The exercise:
Below are some records. Say in a single number how many of their lines include the word "География".

::: Material supplied :::

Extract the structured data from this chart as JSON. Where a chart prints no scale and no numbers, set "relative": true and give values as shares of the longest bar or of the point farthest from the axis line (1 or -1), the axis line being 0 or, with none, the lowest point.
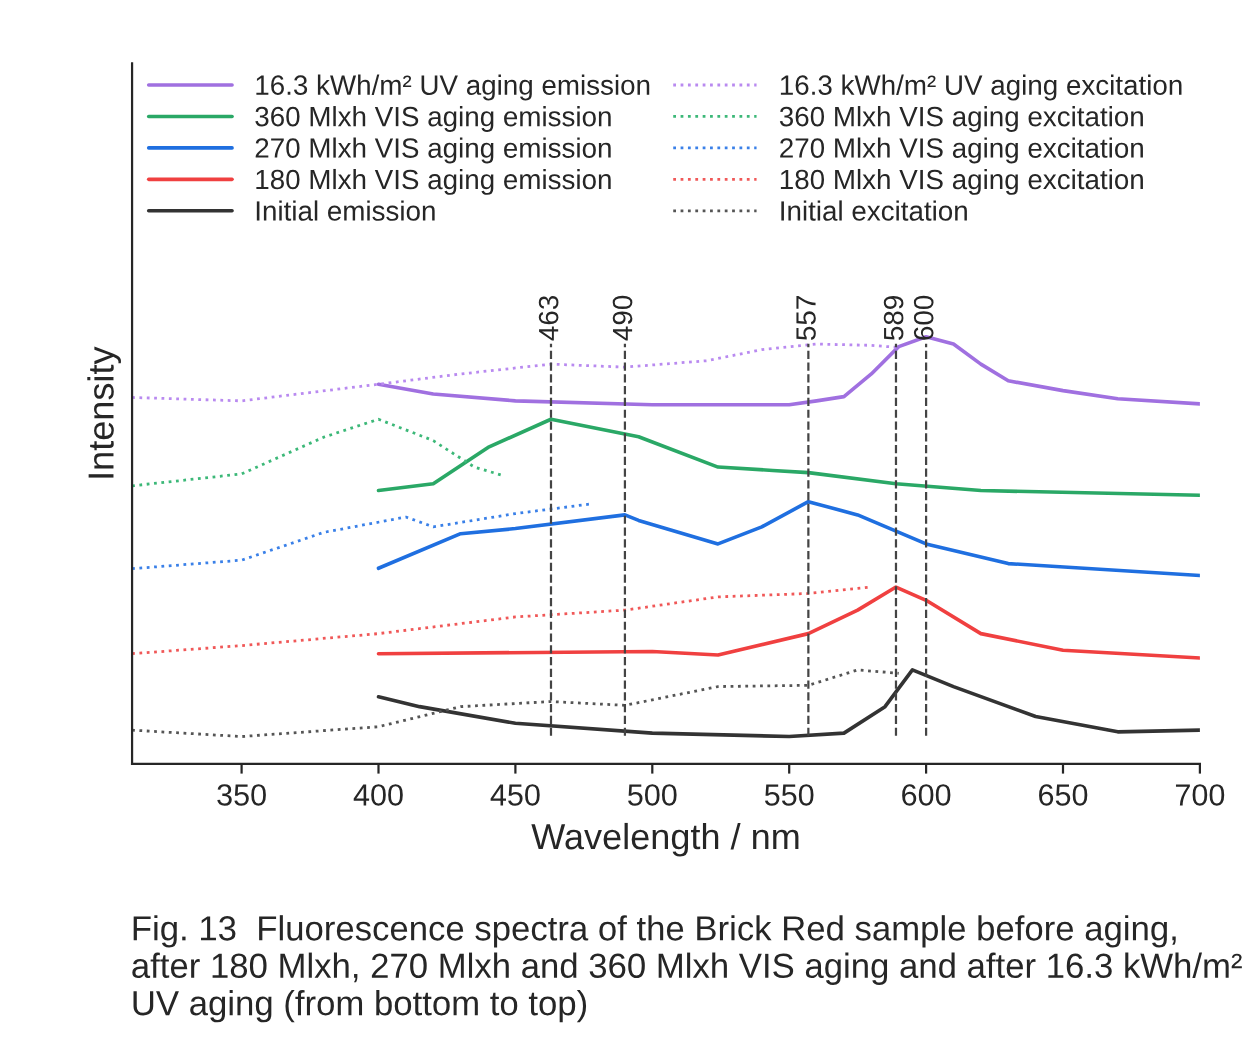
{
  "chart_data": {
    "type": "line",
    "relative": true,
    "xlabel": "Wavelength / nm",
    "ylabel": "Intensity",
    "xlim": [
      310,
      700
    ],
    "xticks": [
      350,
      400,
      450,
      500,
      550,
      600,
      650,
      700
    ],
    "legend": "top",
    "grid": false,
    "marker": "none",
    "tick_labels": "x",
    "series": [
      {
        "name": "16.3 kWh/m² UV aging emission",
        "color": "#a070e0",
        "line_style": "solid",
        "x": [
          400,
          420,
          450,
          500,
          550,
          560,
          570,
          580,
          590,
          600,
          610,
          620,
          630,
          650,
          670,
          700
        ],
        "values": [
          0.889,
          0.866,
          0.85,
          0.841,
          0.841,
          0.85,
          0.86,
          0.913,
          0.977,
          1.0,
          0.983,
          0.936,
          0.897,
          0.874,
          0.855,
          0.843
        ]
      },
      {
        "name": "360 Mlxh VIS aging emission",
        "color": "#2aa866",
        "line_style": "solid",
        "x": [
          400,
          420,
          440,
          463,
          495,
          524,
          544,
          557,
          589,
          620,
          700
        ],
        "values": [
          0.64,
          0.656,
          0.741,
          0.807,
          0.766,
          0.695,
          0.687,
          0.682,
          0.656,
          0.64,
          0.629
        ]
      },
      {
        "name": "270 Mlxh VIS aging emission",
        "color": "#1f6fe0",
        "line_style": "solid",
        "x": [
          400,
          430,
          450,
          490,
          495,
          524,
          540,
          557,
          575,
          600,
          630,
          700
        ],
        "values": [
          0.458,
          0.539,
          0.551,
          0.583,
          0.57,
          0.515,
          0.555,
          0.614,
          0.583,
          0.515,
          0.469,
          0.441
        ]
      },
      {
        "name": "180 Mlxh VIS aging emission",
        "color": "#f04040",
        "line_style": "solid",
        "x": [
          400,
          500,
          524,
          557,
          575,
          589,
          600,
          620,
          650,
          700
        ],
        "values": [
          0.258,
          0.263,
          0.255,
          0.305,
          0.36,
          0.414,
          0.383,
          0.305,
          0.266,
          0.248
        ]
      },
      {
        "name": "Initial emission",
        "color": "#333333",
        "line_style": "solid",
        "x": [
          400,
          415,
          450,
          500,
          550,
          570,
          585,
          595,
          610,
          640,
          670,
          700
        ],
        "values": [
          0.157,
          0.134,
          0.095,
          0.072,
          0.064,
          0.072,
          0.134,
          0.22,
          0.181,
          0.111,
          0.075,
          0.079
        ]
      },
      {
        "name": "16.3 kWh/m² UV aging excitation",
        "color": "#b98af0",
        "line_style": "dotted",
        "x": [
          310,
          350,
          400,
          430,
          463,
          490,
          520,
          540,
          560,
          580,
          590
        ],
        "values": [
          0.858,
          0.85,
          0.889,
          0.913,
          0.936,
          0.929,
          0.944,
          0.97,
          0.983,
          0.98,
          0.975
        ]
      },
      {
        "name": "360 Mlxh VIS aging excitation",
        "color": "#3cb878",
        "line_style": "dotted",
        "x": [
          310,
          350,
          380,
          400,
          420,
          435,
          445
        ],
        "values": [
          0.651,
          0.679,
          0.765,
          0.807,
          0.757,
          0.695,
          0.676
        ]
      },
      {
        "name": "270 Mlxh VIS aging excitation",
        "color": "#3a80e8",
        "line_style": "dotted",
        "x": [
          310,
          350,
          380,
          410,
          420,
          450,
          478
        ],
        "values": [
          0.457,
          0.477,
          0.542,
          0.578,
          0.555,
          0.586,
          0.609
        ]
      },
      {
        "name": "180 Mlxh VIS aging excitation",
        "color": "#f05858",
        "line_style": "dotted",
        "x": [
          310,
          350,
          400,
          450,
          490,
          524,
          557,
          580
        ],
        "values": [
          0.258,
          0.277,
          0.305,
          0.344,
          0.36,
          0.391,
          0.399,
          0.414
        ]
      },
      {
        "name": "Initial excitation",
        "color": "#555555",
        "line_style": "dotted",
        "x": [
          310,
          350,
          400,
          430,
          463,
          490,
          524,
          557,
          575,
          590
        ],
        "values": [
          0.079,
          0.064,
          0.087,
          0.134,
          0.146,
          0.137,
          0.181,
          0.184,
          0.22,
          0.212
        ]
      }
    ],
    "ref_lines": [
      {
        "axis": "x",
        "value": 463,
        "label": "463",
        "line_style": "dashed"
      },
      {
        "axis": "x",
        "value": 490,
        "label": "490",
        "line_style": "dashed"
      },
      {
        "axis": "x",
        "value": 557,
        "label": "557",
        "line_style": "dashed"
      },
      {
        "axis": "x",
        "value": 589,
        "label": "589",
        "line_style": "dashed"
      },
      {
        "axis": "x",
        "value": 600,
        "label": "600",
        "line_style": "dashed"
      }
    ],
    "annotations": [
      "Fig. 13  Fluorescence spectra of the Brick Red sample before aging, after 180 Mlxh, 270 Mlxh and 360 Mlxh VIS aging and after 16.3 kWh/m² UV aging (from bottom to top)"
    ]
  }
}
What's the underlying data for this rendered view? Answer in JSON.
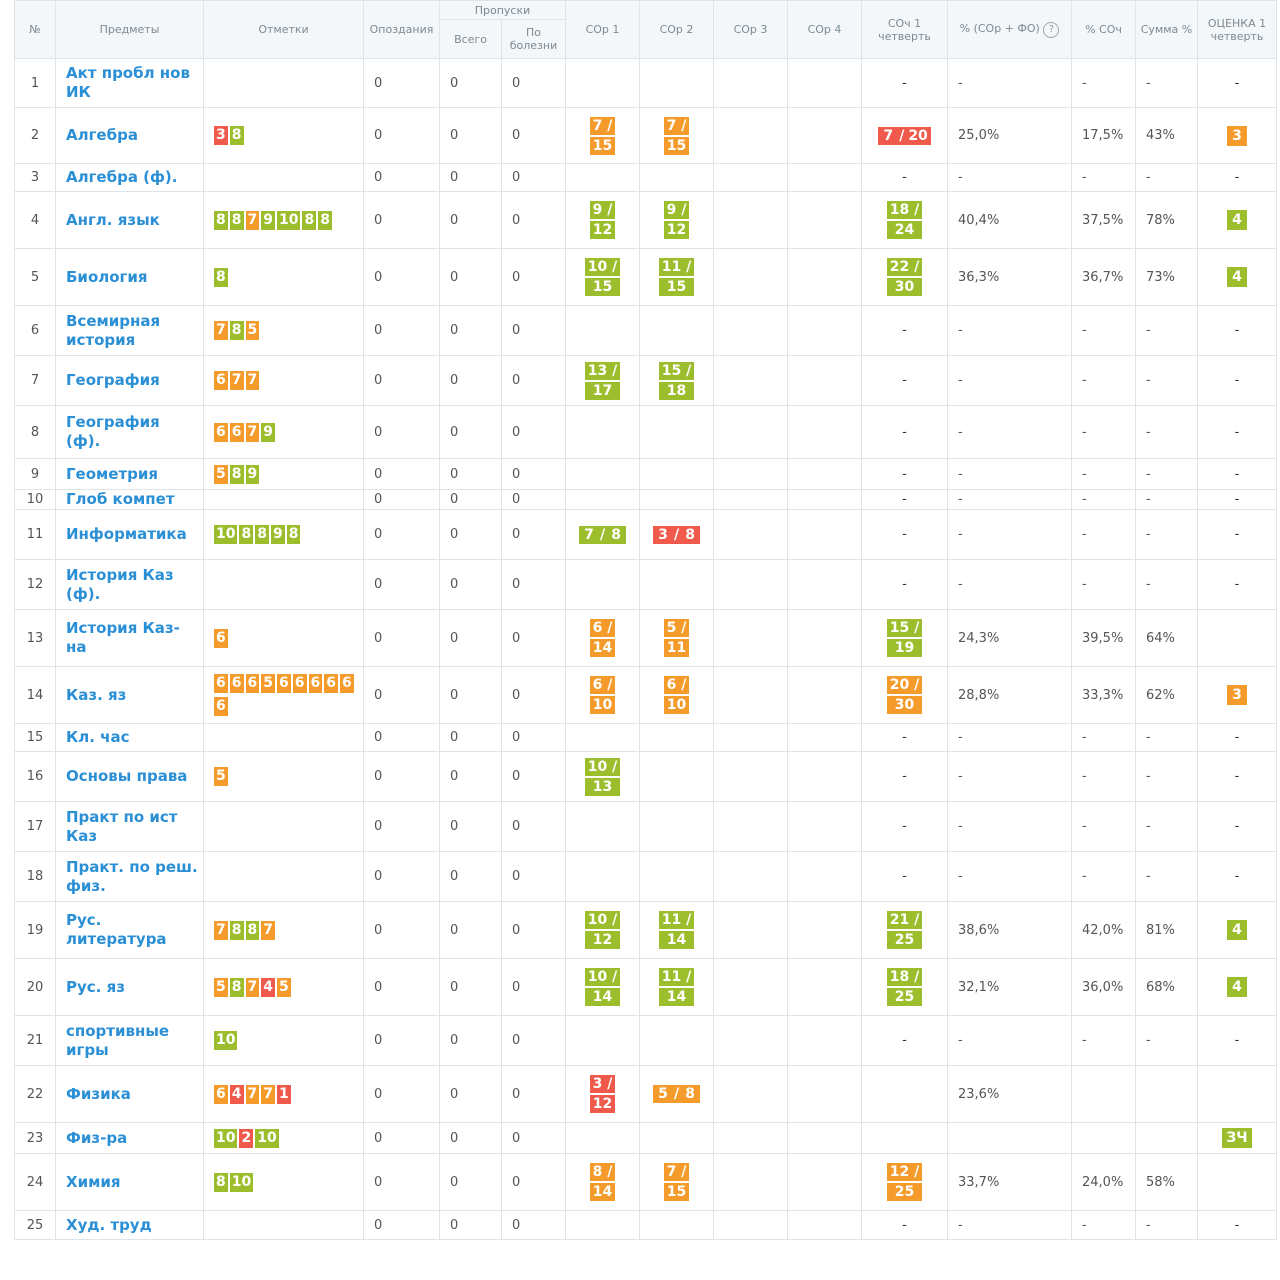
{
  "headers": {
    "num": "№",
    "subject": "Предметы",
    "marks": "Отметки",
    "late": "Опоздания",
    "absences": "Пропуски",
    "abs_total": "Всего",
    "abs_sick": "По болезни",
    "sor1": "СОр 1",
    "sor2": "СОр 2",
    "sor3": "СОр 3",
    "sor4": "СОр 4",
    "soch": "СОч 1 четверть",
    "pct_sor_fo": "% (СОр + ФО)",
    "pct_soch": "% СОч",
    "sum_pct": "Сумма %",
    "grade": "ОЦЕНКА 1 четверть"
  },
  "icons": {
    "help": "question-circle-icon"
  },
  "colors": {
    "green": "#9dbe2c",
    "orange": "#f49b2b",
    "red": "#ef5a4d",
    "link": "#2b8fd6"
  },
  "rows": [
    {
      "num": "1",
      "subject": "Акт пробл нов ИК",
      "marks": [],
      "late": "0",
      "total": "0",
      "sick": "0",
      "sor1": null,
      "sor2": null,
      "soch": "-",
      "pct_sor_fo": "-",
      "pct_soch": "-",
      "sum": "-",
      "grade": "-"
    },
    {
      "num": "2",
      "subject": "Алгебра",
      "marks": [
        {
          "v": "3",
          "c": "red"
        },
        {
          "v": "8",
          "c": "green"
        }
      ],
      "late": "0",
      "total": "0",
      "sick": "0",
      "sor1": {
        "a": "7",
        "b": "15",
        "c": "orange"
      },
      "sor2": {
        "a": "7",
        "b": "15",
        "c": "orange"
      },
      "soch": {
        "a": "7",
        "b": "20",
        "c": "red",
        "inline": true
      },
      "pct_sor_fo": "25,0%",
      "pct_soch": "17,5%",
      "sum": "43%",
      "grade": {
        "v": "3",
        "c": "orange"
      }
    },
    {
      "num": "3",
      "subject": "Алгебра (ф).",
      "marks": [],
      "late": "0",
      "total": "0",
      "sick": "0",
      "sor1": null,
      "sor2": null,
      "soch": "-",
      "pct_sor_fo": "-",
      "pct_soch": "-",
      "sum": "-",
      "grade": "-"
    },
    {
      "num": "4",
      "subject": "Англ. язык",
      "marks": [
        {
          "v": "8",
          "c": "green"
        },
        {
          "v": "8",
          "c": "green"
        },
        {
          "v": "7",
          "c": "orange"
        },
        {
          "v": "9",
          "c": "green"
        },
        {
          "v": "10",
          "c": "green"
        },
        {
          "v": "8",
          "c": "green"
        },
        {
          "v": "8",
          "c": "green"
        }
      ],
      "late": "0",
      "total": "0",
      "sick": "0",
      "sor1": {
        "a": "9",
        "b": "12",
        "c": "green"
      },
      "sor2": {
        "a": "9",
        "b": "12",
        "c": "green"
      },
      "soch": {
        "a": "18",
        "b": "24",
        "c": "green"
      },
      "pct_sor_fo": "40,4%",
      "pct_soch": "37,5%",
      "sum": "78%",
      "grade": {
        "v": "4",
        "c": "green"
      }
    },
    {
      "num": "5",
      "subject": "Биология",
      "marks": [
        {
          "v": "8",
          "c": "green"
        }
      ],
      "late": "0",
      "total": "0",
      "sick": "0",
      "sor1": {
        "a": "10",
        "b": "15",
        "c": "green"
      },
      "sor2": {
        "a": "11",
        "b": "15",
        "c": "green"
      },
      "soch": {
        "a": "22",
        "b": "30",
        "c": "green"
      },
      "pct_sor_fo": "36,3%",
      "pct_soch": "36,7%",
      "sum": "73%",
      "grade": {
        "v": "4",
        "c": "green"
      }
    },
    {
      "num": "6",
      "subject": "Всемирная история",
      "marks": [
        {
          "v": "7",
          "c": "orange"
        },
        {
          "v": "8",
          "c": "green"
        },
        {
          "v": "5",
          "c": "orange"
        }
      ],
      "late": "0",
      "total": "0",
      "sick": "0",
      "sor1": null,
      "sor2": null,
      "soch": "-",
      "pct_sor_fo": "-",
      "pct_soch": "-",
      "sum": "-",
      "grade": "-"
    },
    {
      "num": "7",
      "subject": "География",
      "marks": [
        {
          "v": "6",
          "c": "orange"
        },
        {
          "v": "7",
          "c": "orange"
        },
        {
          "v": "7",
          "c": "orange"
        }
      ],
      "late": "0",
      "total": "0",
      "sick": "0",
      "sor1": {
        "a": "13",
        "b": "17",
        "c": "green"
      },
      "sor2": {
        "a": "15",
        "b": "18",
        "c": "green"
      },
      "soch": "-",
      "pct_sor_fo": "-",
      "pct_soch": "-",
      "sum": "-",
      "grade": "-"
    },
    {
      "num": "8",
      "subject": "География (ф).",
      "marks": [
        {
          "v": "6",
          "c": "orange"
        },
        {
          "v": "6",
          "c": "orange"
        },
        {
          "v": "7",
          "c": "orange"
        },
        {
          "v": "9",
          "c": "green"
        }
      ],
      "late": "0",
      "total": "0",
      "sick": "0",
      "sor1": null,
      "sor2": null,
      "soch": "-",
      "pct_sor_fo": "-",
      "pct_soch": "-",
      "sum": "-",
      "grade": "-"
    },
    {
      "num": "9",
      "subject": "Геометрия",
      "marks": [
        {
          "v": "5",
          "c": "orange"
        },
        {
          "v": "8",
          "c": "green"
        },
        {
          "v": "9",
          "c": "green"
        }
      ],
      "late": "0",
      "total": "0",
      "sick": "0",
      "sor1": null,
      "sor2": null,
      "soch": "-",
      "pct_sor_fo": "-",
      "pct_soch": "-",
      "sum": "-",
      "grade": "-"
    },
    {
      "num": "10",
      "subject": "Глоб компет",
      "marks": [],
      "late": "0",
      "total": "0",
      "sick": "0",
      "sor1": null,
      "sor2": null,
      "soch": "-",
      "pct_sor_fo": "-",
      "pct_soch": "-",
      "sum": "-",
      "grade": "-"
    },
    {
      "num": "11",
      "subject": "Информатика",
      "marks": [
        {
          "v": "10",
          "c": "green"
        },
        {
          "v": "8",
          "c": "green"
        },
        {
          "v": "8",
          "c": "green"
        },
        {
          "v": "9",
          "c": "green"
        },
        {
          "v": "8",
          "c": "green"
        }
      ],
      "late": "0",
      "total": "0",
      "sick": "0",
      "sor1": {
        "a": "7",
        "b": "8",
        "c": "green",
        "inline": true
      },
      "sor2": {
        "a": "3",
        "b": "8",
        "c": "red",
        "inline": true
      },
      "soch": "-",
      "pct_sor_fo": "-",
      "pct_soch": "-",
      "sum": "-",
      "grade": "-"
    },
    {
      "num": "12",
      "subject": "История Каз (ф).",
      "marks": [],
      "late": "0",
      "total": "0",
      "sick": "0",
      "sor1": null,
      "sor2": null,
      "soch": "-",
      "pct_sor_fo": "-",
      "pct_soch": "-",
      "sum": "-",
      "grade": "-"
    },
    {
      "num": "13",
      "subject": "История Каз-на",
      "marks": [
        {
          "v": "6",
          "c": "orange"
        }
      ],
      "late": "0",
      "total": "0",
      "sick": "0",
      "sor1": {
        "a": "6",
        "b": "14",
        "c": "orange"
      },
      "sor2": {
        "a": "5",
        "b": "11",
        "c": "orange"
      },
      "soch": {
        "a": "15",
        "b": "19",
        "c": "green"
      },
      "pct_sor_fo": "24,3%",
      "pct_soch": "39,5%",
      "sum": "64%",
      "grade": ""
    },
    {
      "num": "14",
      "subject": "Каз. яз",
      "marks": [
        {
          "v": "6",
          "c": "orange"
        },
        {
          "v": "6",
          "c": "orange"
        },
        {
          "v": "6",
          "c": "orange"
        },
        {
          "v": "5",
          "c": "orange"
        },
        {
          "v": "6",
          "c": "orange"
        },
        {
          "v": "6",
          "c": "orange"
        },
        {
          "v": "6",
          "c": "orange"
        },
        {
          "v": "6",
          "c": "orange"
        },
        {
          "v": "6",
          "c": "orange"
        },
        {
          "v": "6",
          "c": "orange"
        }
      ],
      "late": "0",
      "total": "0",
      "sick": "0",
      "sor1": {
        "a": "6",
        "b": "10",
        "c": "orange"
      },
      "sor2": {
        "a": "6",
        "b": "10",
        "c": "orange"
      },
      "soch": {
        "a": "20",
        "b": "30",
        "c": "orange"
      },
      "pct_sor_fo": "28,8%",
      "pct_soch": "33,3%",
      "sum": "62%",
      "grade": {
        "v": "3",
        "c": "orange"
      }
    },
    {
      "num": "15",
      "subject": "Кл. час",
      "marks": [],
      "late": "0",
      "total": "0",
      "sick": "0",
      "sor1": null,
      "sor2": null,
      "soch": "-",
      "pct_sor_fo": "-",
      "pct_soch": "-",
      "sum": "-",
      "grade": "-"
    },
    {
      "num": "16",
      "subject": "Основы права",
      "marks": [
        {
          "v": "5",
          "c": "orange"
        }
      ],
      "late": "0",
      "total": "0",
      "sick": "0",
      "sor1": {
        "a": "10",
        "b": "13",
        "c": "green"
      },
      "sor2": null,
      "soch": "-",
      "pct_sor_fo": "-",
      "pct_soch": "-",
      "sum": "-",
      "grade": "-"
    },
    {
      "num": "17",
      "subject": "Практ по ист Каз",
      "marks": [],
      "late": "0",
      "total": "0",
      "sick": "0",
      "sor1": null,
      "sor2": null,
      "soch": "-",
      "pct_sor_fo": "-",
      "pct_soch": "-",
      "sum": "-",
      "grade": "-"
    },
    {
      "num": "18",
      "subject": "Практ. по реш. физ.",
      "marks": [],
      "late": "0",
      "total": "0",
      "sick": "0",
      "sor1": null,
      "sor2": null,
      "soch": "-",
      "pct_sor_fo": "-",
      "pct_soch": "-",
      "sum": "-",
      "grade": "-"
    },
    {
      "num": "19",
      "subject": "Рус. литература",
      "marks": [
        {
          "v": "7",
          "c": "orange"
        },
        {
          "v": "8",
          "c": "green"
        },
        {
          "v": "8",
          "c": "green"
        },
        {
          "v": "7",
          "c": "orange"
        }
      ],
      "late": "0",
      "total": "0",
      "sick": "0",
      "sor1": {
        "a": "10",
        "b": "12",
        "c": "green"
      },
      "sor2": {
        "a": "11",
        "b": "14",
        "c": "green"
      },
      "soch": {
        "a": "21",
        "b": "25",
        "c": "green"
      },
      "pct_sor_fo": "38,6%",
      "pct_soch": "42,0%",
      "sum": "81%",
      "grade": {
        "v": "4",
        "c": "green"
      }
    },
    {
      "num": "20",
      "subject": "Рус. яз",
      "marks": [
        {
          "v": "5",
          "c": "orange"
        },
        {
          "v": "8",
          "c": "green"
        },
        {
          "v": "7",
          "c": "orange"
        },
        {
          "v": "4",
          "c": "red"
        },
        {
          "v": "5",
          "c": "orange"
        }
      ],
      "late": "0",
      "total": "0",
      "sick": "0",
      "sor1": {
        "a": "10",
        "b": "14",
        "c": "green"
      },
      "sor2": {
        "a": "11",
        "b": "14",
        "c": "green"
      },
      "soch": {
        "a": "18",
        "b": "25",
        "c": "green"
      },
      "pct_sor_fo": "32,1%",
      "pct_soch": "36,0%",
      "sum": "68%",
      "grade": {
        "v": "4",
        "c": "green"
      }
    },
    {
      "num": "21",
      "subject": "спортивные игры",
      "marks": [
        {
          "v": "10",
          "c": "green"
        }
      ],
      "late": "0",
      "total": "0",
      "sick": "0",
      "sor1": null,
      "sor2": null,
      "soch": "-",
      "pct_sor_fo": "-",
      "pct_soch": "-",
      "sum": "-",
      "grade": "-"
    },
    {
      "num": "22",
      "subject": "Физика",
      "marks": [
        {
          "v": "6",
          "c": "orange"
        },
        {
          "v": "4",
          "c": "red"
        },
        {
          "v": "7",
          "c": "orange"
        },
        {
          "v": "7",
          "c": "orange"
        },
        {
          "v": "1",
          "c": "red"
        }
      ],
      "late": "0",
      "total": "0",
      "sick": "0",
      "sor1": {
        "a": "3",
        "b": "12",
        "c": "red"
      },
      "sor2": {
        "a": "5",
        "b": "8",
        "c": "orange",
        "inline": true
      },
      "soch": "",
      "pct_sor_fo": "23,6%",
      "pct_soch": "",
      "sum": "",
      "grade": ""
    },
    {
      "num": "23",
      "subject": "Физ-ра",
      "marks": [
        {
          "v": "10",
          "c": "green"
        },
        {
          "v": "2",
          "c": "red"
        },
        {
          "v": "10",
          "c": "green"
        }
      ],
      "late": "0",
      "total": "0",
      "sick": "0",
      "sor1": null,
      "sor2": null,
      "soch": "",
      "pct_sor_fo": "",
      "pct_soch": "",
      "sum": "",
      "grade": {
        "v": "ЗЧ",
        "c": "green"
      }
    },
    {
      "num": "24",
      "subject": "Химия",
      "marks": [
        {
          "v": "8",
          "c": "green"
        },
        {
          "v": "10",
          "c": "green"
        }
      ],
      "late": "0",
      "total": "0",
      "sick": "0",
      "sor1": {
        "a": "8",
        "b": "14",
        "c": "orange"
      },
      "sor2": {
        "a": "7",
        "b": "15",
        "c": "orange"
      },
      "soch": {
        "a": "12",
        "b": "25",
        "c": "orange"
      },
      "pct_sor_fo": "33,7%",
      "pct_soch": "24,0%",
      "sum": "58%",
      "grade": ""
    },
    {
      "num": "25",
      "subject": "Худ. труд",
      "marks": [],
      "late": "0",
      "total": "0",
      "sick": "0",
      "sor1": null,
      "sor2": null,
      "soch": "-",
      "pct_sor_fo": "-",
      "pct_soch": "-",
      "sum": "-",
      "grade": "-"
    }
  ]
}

:::

Result for this exercise:
2